What to produce :: Gather every line below where "Jakarta" appears.

□ □ □ □

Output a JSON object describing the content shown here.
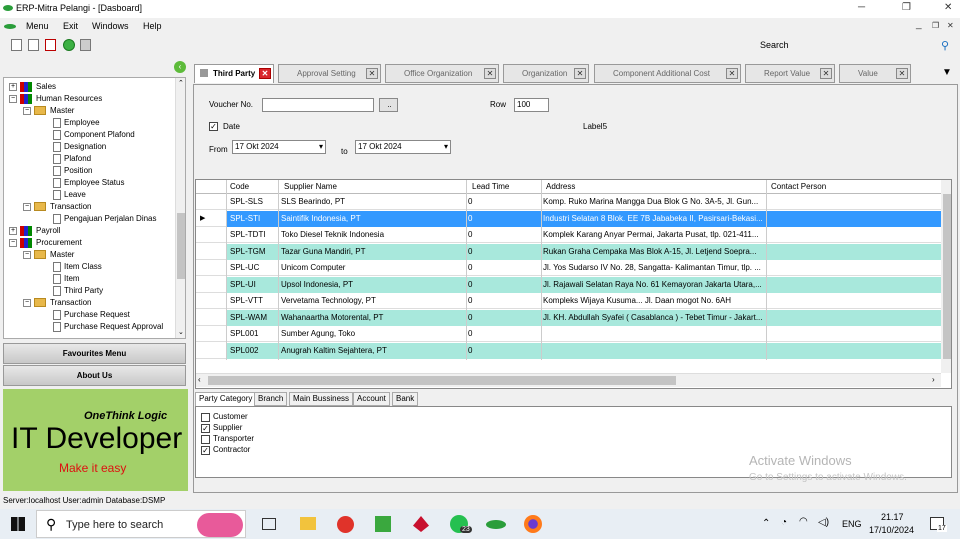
{
  "window": {
    "title": "ERP-Mitra Pelangi - [Dasboard]"
  },
  "menu": {
    "items": [
      "Menu",
      "Exit",
      "Windows",
      "Help"
    ]
  },
  "toolbar": {
    "search_label": "Search"
  },
  "tree": {
    "nodes": [
      "Sales",
      "Human Resources",
      "Master",
      "Employee",
      "Component Plafond",
      "Designation",
      "Plafond",
      "Position",
      "Employee Status",
      "Leave",
      "Transaction",
      "Pengajuan Perjalan Dinas",
      "Payroll",
      "Procurement",
      "Master",
      "Item Class",
      "Item",
      "Third Party",
      "Transaction",
      "Purchase Request",
      "Purchase Request Approval"
    ]
  },
  "left_buttons": {
    "favourites": "Favourites Menu",
    "about": "About Us"
  },
  "banner": {
    "company": "OneThink Logic",
    "title": "IT Developer",
    "tagline": "Make it easy"
  },
  "status": "Server:localhost  User:admin  Database:DSMP",
  "tabs": [
    "Third Party",
    "Approval Setting",
    "Office Organization",
    "Organization",
    "Component Additional Cost",
    "Report Value",
    "Value"
  ],
  "form": {
    "voucher_label": "Voucher No.",
    "voucher_value": "",
    "browse_label": "..",
    "row_label": "Row",
    "row_value": "100",
    "date_label": "Date",
    "label5": "Label5",
    "from_label": "From",
    "from_value": "17 Okt  2024",
    "to_label": "to",
    "to_value": "17 Okt  2024"
  },
  "grid": {
    "columns": [
      "Code",
      "Supplier Name",
      "Lead Time",
      "Address",
      "Contact Person"
    ],
    "rows": [
      [
        "SPL-SLS",
        "SLS Bearindo, PT",
        "0",
        "Komp. Ruko Marina Mangga Dua Blok G No. 3A-5, Jl. Gun..."
      ],
      [
        "SPL-STI",
        "Saintifik Indonesia, PT",
        "0",
        "Industri Selatan 8 Blok. EE 7B Jababeka II, Pasirsari-Bekasi..."
      ],
      [
        "SPL-TDTI",
        "Toko Diesel Teknik Indonesia",
        "0",
        "Komplek Karang Anyar Permai,  Jakarta Pusat, tlp. 021-411..."
      ],
      [
        "SPL-TGM",
        "Tazar Guna Mandiri, PT",
        "0",
        "Rukan Graha Cempaka Mas Blok A-15,  Jl. Letjend Soepra..."
      ],
      [
        "SPL-UC",
        "Unicom Computer",
        "0",
        "Jl. Yos Sudarso IV No. 28, Sangatta- Kalimantan Timur, tlp. ..."
      ],
      [
        "SPL-UI",
        "Upsol Indonesia, PT",
        "0",
        "Jl. Rajawali Selatan Raya No. 61 Kemayoran Jakarta Utara,..."
      ],
      [
        "SPL-VTT",
        "Vervetama Technology, PT",
        "0",
        "Kompleks Wijaya Kusuma... Jl. Daan mogot No. 6AH"
      ],
      [
        "SPL-WAM",
        "Wahanaartha Motorental, PT",
        "0",
        "Jl. KH. Abdullah Syafei ( Casablanca ) - Tebet Timur - Jakart..."
      ],
      [
        "SPL001",
        "Sumber Agung, Toko",
        "0",
        ""
      ],
      [
        "SPL002",
        "Anugrah Kaltim Sejahtera, PT",
        "0",
        ""
      ]
    ]
  },
  "subtabs": [
    "Party Category",
    "Branch",
    "Main Bussiness",
    "Account",
    "Bank"
  ],
  "categories": [
    {
      "label": "Customer",
      "checked": false
    },
    {
      "label": "Supplier",
      "checked": true
    },
    {
      "label": "Transporter",
      "checked": false
    },
    {
      "label": "Contractor",
      "checked": true
    }
  ],
  "watermark": {
    "title": "Activate Windows",
    "sub": "Go to Settings to activate Windows."
  },
  "taskbar": {
    "search": "Type here to search",
    "lang": "ENG",
    "time": "21.17",
    "date": "17/10/2024",
    "badge_whatsapp": "23",
    "badge_notif": "17"
  },
  "colors": {
    "selected": "#3399ff",
    "alt_row": "#a8e8dc",
    "banner": "#a3d069"
  }
}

□ □ □ □

Finished task ::
        "Komplek Karang Anyar Permai,  Jakarta Pusat, tlp. 021-411..."
        "Jl. Rajawali Selatan Raya No. 61 Kemayoran Jakarta Utara,..."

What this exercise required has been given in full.